[Figure content listings]

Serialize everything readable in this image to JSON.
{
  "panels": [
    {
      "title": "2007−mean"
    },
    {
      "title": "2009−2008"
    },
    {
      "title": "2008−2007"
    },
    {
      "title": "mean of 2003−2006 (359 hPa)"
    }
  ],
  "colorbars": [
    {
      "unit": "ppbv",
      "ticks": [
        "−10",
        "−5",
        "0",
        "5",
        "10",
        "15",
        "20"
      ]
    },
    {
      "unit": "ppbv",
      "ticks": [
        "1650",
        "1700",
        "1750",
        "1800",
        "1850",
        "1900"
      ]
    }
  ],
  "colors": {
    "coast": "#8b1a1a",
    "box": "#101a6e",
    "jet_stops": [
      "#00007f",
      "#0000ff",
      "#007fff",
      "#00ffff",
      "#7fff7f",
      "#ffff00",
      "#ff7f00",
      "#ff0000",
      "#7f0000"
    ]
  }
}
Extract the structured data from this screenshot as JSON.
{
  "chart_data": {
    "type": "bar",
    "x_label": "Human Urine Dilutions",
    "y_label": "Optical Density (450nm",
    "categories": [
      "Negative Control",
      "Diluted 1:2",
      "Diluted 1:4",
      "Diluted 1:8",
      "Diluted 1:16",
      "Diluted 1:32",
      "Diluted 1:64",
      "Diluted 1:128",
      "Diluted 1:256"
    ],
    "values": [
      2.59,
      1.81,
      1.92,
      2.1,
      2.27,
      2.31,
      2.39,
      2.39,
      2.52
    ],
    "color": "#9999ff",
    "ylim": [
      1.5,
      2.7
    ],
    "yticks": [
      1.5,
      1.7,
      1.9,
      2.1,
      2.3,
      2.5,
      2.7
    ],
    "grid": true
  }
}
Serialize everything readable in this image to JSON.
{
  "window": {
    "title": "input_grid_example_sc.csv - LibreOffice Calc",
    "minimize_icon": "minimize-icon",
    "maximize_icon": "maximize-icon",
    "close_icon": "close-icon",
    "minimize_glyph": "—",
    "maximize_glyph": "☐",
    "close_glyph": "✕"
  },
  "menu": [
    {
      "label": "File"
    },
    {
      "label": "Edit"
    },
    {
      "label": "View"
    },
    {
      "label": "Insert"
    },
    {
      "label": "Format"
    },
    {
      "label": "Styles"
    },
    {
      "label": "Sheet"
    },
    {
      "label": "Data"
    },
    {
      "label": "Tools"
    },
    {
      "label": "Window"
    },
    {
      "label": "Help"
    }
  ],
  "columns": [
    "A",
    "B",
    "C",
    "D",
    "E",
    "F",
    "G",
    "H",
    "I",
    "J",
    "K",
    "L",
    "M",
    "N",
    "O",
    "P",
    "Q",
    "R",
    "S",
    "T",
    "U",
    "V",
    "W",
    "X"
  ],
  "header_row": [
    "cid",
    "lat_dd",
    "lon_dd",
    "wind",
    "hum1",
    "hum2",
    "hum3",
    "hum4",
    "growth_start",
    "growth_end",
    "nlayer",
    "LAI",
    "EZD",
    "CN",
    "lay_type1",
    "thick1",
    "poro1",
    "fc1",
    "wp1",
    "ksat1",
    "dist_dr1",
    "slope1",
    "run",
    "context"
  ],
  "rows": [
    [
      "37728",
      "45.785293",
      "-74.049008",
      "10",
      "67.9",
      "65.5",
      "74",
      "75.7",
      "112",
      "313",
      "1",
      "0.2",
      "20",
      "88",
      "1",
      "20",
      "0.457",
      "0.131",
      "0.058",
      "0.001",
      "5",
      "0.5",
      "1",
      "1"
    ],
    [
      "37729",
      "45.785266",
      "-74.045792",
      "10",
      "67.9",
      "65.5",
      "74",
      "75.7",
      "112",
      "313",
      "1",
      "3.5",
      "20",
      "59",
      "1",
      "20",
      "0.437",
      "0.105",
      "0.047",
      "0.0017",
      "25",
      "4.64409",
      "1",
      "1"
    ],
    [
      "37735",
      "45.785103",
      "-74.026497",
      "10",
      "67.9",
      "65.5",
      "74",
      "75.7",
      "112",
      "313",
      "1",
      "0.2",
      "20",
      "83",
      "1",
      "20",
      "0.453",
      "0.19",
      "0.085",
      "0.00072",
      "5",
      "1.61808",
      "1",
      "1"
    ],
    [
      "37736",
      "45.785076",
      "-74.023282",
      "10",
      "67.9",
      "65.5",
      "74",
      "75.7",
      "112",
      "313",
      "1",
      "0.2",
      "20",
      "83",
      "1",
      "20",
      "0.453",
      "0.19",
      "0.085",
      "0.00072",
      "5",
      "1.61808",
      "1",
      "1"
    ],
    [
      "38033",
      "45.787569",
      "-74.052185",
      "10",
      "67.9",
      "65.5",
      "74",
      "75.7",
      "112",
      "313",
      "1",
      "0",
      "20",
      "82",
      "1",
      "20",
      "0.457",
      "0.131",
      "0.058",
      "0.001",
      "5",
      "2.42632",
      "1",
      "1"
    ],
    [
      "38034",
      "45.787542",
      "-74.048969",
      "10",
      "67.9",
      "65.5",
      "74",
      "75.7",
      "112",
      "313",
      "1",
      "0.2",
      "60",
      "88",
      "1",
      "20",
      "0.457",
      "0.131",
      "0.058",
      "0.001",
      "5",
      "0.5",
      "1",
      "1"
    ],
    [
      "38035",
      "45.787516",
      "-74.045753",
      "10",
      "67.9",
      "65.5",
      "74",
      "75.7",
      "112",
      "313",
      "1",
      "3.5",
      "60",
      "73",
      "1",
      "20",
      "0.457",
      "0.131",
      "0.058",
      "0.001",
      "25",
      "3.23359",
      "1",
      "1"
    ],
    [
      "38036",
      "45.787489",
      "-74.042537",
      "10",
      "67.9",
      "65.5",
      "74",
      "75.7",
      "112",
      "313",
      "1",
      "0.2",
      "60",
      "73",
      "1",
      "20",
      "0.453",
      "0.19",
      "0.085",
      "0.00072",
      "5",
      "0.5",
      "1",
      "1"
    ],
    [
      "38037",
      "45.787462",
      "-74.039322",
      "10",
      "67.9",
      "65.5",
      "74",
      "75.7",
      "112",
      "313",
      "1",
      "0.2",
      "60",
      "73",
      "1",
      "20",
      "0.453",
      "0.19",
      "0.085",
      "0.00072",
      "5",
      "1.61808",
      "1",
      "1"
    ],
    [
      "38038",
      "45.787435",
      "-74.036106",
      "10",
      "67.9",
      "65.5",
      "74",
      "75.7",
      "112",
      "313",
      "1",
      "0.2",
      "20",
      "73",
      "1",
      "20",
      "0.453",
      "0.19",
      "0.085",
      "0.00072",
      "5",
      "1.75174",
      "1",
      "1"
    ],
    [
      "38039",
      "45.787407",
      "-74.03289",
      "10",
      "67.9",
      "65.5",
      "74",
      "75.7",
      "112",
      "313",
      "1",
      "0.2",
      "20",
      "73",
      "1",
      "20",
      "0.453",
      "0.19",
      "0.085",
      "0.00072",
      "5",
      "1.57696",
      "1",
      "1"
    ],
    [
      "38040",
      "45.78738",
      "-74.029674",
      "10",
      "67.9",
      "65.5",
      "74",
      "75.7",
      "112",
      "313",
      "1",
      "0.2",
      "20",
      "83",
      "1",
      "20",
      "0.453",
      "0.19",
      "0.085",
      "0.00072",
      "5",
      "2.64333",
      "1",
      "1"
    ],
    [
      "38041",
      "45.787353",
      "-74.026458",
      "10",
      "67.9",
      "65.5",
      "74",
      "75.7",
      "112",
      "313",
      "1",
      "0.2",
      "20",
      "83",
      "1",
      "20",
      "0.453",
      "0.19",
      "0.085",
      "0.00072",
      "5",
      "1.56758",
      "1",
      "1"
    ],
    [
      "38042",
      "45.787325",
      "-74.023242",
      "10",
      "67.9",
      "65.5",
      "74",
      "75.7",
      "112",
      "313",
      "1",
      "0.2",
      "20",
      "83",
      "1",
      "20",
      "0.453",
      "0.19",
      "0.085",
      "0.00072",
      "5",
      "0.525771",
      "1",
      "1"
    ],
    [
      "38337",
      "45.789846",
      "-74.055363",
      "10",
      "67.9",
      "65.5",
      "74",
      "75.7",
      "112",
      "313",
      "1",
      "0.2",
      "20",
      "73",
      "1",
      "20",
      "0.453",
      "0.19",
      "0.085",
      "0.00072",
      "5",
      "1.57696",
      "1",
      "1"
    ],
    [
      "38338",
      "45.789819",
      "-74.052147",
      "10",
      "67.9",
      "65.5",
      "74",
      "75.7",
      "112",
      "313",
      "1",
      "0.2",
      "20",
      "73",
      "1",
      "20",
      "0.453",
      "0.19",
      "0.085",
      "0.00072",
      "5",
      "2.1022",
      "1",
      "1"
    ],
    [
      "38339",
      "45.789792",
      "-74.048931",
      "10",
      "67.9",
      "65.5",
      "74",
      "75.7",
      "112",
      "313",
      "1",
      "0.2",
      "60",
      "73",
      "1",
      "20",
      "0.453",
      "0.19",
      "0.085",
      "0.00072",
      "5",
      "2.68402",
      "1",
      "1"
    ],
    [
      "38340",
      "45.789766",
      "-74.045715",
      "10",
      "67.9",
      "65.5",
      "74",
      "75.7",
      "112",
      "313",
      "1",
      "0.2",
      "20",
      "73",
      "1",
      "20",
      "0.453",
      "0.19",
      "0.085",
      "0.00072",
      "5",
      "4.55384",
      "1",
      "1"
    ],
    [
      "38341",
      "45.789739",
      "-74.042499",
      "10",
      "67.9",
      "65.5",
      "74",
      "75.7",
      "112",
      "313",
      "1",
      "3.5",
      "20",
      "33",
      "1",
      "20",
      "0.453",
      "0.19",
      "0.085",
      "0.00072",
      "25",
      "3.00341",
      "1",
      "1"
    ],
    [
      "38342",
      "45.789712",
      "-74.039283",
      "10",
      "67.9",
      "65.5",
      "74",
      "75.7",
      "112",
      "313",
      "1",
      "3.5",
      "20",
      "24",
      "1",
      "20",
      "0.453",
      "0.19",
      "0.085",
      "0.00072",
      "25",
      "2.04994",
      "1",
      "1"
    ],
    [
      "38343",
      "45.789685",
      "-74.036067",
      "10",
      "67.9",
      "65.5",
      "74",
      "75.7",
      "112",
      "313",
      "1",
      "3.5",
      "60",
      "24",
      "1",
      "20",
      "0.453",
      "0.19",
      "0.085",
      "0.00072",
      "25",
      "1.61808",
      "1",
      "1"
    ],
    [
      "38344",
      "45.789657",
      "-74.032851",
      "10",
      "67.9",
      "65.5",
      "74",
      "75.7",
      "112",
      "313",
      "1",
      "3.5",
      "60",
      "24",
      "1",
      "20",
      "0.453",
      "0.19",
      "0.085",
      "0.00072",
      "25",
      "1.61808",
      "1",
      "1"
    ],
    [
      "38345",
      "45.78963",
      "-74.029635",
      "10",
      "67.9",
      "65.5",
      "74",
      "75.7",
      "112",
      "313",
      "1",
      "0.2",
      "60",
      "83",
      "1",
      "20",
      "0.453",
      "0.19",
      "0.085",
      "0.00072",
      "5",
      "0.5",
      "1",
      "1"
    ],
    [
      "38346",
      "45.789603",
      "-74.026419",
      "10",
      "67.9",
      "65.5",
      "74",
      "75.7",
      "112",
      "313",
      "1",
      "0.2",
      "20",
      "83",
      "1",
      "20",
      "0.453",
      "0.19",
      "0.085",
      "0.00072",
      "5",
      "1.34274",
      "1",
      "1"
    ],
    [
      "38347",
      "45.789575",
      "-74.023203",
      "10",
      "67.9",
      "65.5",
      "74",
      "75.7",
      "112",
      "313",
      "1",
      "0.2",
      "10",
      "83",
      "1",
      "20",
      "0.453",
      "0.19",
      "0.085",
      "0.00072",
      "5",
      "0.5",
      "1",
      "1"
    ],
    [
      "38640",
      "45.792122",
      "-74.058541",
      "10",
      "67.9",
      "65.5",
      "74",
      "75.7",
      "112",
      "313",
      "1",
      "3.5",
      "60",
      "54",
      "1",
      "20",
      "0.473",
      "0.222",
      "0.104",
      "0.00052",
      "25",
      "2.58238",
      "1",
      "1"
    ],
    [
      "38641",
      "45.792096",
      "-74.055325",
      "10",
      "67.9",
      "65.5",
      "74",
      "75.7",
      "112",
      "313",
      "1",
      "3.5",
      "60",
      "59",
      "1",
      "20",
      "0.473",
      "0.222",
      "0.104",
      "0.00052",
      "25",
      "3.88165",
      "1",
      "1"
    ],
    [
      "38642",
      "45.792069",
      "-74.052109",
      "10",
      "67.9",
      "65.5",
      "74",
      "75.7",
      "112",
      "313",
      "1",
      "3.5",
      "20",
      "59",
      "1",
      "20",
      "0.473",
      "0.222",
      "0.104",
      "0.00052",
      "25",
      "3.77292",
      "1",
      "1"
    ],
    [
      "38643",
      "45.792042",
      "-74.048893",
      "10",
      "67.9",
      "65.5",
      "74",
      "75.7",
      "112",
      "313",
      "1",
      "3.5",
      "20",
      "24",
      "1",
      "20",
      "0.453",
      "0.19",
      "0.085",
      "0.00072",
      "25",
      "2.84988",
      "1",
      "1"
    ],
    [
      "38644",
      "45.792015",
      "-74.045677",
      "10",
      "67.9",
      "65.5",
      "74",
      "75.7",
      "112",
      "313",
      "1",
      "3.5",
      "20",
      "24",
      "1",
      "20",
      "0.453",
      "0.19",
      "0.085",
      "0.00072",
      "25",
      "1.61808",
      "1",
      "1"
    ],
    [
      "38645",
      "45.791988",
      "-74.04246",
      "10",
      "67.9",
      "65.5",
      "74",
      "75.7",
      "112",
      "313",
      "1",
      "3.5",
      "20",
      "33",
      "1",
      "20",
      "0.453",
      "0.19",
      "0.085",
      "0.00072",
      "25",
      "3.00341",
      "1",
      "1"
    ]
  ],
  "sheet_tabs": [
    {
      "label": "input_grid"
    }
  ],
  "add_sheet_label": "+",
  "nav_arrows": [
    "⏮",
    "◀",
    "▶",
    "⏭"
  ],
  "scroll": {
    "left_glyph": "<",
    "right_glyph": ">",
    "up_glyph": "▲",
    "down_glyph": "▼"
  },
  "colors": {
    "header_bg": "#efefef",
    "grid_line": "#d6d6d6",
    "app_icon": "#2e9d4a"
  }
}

**Directions**
Pull out all lines containing the word "mean" from the entries above.

**Full solution**
      "title": "2007−mean"
      "title": "mean of 2003−2006 (359 hPa)"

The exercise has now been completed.